Short exercise
Where does the string "color" appear? Copy every line of the entries below that holds it.

##### Stored data

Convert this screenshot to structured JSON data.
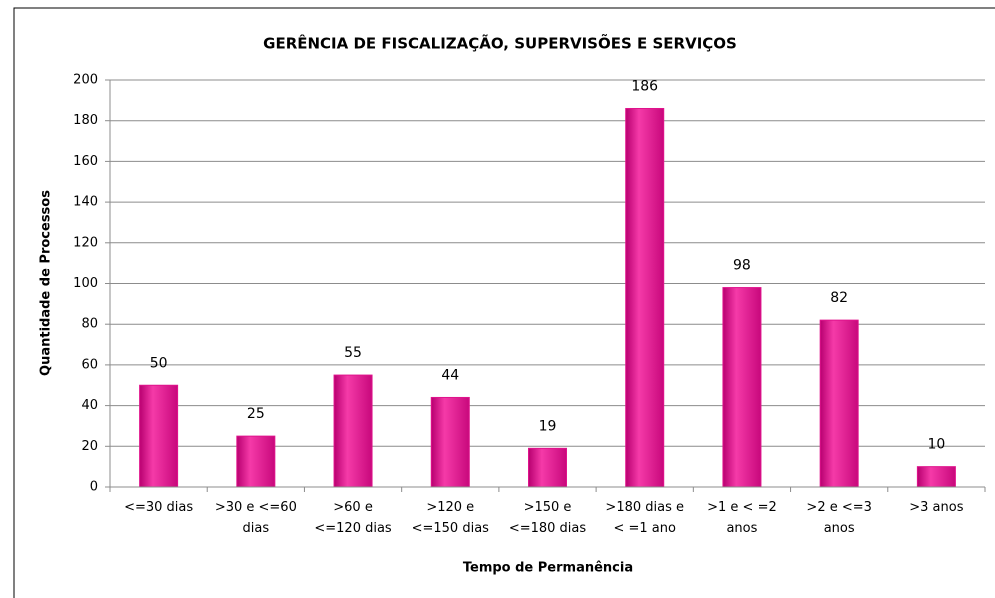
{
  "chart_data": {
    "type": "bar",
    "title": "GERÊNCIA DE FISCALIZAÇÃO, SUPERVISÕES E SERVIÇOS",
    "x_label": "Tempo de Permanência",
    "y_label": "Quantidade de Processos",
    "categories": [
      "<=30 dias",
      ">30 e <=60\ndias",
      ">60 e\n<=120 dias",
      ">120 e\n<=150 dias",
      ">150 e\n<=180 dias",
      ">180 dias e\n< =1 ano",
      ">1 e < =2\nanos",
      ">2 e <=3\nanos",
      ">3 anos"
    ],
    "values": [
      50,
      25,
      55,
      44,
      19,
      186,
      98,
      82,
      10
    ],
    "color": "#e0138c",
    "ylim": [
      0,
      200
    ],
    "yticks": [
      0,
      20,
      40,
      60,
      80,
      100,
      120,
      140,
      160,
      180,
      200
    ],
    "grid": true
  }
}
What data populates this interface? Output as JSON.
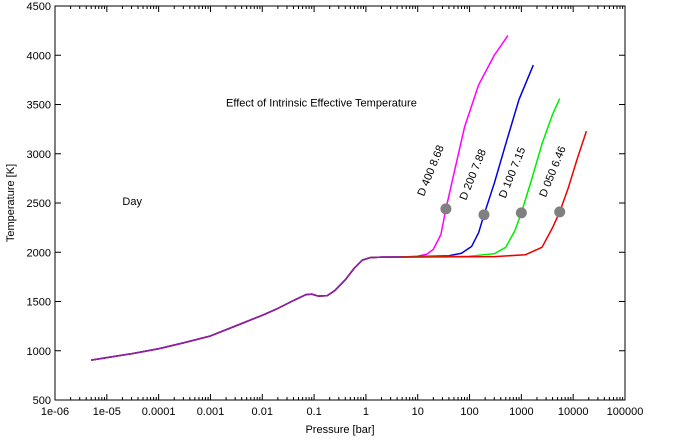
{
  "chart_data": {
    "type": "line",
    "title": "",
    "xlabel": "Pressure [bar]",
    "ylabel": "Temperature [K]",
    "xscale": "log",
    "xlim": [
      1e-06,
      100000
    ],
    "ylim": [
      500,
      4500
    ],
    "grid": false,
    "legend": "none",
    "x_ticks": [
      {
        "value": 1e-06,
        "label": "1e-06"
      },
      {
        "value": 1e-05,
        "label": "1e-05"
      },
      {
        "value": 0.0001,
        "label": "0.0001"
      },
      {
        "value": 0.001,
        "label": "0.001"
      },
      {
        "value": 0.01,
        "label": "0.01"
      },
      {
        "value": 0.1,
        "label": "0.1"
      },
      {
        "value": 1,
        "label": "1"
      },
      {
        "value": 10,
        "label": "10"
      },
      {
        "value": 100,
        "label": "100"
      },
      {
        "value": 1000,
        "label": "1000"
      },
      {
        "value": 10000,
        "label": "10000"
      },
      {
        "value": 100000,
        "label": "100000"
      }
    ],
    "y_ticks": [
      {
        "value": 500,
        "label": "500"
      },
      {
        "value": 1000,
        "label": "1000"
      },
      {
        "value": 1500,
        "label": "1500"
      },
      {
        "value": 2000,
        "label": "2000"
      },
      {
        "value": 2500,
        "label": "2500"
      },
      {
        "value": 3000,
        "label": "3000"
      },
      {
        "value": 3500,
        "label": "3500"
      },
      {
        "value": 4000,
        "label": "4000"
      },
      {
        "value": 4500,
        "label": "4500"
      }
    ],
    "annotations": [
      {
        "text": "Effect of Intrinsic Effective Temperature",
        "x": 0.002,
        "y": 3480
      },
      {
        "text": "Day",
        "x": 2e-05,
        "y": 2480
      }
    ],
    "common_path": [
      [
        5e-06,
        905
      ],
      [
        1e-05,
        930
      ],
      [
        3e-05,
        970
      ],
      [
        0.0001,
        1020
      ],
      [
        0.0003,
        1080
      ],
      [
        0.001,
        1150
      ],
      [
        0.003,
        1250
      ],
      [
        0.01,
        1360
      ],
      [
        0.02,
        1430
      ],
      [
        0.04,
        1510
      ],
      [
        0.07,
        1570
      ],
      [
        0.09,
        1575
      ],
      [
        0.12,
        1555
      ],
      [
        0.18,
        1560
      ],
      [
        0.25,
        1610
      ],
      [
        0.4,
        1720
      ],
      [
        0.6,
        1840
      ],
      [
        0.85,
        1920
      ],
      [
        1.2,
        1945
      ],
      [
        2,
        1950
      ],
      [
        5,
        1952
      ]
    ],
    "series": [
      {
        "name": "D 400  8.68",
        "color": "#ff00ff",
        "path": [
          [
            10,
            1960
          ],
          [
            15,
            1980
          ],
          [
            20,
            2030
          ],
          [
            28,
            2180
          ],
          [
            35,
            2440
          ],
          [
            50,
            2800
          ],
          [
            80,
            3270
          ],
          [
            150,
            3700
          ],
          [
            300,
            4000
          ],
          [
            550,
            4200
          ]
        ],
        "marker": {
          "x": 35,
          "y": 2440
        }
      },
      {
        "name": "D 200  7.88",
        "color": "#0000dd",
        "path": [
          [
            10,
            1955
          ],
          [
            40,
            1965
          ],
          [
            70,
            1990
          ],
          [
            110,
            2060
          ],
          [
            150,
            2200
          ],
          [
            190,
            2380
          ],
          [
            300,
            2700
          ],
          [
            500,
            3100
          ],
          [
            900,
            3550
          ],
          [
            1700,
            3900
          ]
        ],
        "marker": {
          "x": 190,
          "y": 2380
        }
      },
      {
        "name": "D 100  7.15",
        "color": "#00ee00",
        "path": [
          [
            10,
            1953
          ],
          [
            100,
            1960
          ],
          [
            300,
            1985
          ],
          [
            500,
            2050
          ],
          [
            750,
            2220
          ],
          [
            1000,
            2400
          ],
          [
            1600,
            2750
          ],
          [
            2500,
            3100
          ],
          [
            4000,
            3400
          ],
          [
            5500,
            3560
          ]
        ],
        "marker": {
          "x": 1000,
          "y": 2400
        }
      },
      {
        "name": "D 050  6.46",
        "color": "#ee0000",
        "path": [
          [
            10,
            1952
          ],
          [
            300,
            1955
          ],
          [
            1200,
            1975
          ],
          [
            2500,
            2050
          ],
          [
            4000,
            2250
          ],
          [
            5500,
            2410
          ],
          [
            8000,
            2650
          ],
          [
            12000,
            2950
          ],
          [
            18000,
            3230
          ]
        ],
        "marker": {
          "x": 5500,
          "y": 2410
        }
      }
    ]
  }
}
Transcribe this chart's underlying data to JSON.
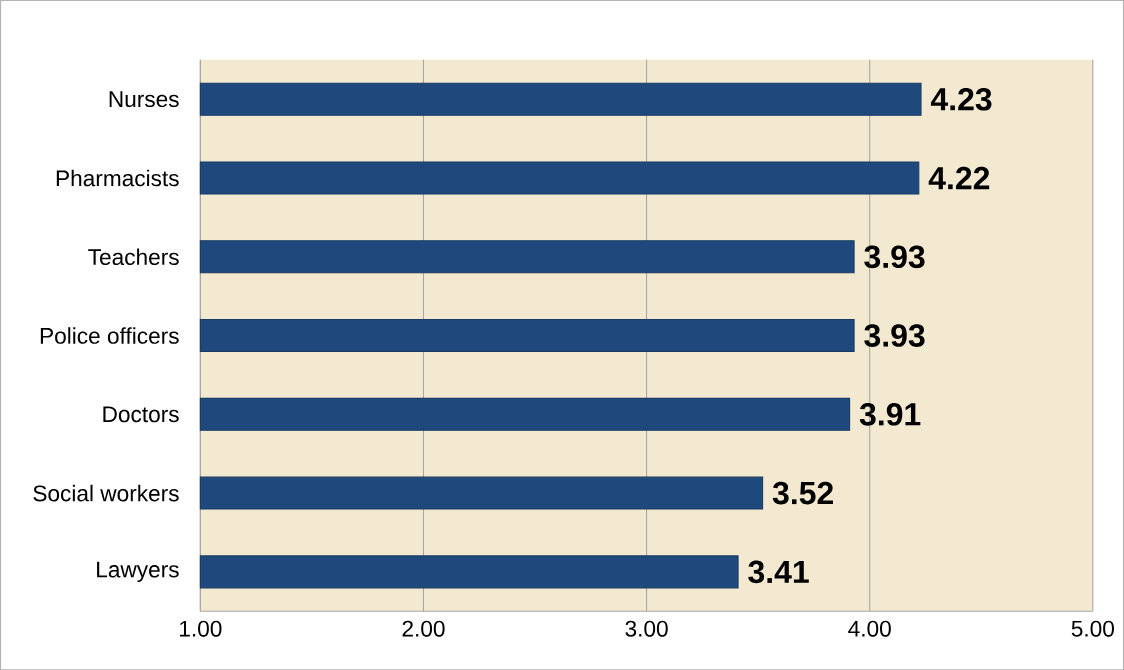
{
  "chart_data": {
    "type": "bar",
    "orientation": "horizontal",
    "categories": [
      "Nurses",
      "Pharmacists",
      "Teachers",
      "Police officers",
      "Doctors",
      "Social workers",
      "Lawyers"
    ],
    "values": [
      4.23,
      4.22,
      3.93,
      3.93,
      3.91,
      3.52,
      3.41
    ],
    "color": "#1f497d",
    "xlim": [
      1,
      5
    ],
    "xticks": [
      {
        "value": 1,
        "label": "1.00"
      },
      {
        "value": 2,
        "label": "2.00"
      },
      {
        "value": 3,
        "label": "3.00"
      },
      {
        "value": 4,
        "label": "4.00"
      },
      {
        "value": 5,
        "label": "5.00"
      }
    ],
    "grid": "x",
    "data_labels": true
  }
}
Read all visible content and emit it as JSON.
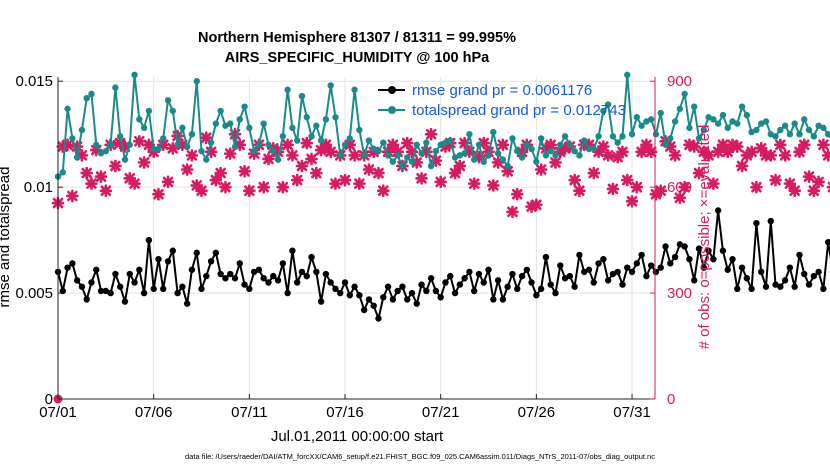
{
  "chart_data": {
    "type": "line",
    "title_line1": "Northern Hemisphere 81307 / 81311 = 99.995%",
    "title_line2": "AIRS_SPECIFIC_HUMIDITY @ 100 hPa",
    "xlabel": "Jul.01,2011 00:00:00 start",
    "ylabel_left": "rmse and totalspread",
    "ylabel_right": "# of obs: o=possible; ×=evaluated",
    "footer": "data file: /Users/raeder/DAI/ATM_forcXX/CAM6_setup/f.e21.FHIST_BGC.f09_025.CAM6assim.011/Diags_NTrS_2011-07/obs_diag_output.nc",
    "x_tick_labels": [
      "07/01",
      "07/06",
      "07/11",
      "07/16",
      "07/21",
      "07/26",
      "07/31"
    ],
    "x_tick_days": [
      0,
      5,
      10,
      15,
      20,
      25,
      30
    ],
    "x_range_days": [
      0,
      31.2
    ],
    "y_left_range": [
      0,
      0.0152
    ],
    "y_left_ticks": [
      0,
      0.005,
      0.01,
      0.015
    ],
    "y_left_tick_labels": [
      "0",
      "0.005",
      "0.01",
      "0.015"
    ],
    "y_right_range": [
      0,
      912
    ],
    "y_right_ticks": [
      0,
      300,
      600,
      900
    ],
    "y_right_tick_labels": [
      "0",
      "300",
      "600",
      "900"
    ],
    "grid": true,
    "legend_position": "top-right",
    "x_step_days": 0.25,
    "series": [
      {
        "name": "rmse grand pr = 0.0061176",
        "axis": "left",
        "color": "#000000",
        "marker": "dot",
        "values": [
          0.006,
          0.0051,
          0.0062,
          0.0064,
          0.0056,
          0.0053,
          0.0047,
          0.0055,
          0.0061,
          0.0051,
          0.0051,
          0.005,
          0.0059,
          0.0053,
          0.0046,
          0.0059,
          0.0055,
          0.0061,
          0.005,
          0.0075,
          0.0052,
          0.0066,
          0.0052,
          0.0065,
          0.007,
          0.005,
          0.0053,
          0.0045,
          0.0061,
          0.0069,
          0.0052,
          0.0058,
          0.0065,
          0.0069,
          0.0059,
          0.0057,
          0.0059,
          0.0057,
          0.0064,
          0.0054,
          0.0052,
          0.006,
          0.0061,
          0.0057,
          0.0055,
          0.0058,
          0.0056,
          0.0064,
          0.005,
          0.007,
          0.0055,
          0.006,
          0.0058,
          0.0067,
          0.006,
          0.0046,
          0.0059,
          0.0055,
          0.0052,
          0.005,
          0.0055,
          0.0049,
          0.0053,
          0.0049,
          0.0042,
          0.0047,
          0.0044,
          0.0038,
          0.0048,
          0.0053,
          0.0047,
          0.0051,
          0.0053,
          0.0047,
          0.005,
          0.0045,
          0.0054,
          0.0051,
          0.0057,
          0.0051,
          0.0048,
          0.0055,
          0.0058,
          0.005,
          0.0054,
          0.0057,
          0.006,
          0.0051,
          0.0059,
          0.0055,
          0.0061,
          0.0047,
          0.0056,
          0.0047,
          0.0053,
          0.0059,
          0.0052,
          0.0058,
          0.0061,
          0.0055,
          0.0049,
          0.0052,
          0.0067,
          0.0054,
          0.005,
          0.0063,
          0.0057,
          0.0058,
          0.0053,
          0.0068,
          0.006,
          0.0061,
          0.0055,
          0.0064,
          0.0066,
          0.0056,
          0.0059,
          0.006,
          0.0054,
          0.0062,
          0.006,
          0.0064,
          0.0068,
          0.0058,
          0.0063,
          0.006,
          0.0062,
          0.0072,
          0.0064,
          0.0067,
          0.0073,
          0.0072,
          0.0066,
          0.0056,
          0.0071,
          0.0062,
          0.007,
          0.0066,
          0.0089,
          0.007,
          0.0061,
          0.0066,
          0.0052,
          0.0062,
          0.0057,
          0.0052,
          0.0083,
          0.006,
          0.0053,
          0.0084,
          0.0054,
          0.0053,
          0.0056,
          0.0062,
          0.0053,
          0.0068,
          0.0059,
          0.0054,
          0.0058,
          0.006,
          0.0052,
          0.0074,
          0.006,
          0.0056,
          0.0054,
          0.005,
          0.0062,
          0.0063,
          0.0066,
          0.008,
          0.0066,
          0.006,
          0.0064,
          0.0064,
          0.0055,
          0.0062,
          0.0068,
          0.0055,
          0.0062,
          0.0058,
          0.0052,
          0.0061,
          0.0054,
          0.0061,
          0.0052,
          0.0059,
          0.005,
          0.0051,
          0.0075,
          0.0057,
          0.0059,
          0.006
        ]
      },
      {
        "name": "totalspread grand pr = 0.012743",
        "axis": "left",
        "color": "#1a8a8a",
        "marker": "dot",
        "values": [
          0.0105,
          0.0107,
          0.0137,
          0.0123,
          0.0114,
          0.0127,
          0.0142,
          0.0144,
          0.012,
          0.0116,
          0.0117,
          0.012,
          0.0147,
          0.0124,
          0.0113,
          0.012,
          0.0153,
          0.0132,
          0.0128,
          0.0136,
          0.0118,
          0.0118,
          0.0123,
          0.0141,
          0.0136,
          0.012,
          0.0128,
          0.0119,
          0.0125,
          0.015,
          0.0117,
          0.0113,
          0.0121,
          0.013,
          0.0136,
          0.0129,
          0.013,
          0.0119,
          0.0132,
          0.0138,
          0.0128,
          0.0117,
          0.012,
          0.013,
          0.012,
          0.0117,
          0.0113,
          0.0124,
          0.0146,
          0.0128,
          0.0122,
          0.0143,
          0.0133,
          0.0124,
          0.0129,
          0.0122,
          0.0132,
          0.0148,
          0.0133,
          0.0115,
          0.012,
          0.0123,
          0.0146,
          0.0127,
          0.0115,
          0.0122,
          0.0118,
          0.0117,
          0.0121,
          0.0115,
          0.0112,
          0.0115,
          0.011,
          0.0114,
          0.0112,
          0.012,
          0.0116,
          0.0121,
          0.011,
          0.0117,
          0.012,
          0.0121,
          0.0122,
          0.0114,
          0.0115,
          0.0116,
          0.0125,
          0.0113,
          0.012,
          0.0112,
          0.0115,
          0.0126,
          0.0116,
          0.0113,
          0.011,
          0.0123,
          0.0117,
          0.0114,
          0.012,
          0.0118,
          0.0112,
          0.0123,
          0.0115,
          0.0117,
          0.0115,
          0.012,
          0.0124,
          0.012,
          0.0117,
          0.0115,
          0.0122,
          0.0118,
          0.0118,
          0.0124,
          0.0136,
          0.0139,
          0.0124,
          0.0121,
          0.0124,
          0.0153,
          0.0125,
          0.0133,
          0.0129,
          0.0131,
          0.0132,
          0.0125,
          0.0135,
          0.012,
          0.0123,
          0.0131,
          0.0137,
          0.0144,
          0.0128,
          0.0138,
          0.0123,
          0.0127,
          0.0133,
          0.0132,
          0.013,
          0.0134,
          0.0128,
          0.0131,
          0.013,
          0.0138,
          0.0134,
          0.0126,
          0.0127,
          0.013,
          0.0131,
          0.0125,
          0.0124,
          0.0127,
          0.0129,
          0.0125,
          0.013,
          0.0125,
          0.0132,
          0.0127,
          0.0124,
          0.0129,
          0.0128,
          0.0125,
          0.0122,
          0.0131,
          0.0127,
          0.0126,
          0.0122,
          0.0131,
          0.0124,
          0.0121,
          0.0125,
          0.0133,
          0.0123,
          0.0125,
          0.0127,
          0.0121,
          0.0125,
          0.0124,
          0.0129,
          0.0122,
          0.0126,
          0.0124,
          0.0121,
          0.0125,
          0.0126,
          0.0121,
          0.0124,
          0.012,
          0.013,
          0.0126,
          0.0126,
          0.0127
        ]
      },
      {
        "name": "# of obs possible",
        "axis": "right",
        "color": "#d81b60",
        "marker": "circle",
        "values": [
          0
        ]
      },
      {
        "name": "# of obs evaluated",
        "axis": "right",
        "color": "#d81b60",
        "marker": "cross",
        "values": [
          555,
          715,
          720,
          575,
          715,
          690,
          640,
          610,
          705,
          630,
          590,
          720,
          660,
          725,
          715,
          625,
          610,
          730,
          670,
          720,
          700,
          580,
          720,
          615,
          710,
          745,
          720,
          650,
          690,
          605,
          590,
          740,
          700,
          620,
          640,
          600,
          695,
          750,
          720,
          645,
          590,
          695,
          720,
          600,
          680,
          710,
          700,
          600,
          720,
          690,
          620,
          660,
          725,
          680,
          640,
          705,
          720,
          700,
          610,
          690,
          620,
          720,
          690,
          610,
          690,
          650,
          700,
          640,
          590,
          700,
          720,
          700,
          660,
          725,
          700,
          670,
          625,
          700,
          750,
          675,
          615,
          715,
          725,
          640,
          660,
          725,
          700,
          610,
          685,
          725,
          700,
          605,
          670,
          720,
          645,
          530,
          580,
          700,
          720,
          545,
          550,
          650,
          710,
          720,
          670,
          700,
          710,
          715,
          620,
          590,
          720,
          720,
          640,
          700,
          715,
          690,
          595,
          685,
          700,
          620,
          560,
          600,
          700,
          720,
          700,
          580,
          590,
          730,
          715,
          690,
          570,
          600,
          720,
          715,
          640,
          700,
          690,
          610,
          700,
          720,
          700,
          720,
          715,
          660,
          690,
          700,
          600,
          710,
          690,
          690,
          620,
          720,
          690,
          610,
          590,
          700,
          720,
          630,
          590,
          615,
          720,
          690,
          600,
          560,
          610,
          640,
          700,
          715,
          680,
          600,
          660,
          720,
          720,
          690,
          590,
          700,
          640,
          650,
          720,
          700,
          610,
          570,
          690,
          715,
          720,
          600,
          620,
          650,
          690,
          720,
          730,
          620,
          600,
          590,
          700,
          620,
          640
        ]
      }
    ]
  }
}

##########

The solution
    "color": "#e0138c",
        "color": "#ff00ff",
        "color": "#0000dd",
        "color": "#00ee00",
        "color": "#ee0000",
    "color": "#1f497d",
        "color": "#000000",
        "color": "#1a8a8a",
        "color": "#d81b60",
        "color": "#d81b60",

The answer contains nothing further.